EXERCISE. From the comments on rising PC hardware prices, quote the passage that begins at the words "People used to" and stops after the words "their product lines.".

PAGE TEXT.
# # #
This is 100% going to kill the home built pc market. When I started building gaming pcs, the top top card was 750$ (NZD). Now they’re 10,000 just for the gpu and another 1-2000 for ram.
People used to get into gaming pcs as an affordable hobby, now it’s making general aviation look like plan B.
This has already happened. Home PC market is practically dead already due to memory, ssd and graphics card price inflation. Makers of components like PC cases and power supplies etc. are seeing demand down 30-40% year over year and this is going to put many suppliers out of business. NVDIA has stopped even listing gaming revenue on their earnings reports. Both NVDIA and AMD are not seriously interested in supplying the consumer GPU market anymore either.
The only hope left is really Apple, but even apple has conspicuously delayed the launch of M5-gen mac minis and mac studio. Mostly because even Apple can't source enough DRAM to fully supply all their product lines.
Indeed, Gamers Nexus is doing interviews with PC component manufacturers, and some are hurting bad right now. The PC market is no longer in competition, but rather survival mode. =3
It might kill the console gaming market, too. Typically consoles get cheaper over time post-release. Instead, all the latest gen consoles are getting price hikes and at least one company is potentially pushing back the next gen release (PS6). A PlayStation 5 for $900? I'll just wait and be happy with my perfectly usable Switch 1 (since the 2 is also more expensive than it should be).
# # #
RECORD EXCERPTS.
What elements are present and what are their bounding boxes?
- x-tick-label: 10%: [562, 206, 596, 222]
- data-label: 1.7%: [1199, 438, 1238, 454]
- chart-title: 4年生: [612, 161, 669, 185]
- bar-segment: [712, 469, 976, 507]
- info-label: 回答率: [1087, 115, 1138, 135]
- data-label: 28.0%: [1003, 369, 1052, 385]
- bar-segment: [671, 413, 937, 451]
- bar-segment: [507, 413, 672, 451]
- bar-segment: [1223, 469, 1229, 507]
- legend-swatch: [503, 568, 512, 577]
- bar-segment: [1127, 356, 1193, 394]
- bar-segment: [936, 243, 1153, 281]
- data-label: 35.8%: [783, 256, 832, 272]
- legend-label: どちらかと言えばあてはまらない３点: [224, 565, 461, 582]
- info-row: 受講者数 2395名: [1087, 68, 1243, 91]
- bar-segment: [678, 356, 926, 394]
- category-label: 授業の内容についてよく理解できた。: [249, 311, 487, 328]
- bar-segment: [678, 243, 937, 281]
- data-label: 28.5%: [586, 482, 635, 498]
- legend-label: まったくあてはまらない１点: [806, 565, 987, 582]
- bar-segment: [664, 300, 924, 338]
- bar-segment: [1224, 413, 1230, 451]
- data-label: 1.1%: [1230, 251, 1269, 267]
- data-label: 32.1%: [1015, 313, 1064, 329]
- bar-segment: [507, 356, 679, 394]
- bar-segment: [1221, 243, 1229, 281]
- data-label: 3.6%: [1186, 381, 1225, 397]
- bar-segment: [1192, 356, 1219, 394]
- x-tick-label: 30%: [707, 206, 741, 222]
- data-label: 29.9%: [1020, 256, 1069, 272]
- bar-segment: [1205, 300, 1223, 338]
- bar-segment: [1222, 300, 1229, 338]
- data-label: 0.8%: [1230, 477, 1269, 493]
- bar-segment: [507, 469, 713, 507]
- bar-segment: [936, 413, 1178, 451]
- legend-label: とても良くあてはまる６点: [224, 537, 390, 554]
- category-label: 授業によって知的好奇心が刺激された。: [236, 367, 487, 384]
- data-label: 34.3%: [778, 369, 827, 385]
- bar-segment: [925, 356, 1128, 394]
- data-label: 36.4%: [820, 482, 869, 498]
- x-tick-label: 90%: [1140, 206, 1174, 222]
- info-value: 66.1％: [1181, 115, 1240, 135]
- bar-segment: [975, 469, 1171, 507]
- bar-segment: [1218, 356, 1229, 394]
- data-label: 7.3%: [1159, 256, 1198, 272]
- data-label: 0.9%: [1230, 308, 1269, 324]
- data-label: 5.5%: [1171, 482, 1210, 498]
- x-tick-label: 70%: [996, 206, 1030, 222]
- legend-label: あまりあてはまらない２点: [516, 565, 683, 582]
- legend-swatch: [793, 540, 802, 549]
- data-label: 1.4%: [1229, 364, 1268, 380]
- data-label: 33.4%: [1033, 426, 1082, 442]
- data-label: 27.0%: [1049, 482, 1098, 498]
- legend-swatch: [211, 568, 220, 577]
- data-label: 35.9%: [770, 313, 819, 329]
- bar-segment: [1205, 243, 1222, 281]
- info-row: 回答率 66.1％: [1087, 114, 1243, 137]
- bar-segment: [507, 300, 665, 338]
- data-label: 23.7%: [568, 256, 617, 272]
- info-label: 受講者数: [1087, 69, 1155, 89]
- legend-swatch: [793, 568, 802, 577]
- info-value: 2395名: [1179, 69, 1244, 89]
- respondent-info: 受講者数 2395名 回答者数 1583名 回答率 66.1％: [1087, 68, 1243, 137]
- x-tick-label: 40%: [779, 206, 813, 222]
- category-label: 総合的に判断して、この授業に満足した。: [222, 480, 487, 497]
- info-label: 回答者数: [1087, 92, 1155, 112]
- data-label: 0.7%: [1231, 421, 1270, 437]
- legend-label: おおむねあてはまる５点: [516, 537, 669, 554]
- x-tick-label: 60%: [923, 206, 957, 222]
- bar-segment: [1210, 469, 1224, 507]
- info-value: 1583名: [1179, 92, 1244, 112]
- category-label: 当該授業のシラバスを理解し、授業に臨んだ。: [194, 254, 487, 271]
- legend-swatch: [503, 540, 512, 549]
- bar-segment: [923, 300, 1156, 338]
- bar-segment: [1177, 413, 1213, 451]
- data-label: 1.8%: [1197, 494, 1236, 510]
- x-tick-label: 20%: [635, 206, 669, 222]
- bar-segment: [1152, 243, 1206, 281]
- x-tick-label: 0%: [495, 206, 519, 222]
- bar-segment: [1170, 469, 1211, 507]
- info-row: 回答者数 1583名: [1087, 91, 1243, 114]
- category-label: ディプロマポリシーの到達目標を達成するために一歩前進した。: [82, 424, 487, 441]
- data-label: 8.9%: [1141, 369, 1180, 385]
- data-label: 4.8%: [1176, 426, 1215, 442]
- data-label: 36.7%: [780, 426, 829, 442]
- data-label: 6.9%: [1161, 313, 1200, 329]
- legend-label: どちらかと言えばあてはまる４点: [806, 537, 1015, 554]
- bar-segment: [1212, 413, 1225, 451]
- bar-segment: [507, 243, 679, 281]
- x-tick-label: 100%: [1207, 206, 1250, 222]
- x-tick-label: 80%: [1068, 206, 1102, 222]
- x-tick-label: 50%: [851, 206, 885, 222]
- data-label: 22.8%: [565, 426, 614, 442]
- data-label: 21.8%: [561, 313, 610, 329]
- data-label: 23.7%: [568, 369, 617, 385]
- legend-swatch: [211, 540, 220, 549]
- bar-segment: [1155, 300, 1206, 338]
# # #
ANSWER TO THIS EXERCISE.
People used to get into gaming pcs as an affordable hobby, now it’s making general aviation look like plan B.
This has already happened. Home PC market is practically dead already due to memory, ssd and graphics card price inflation. Makers of components like PC cases and power supplies etc. are seeing demand down 30-40% year over year and this is going to put many suppliers out of business. NVDIA has stopped even listing gaming revenue on their earnings reports. Both NVDIA and AMD are not seriously interested in supplying the consumer GPU market anymore either.
The only hope left is really Apple, but even apple has conspicuously delayed the launch of M5-gen mac minis and mac studio. Mostly because even Apple can't source enough DRAM to fully supply all their product lines.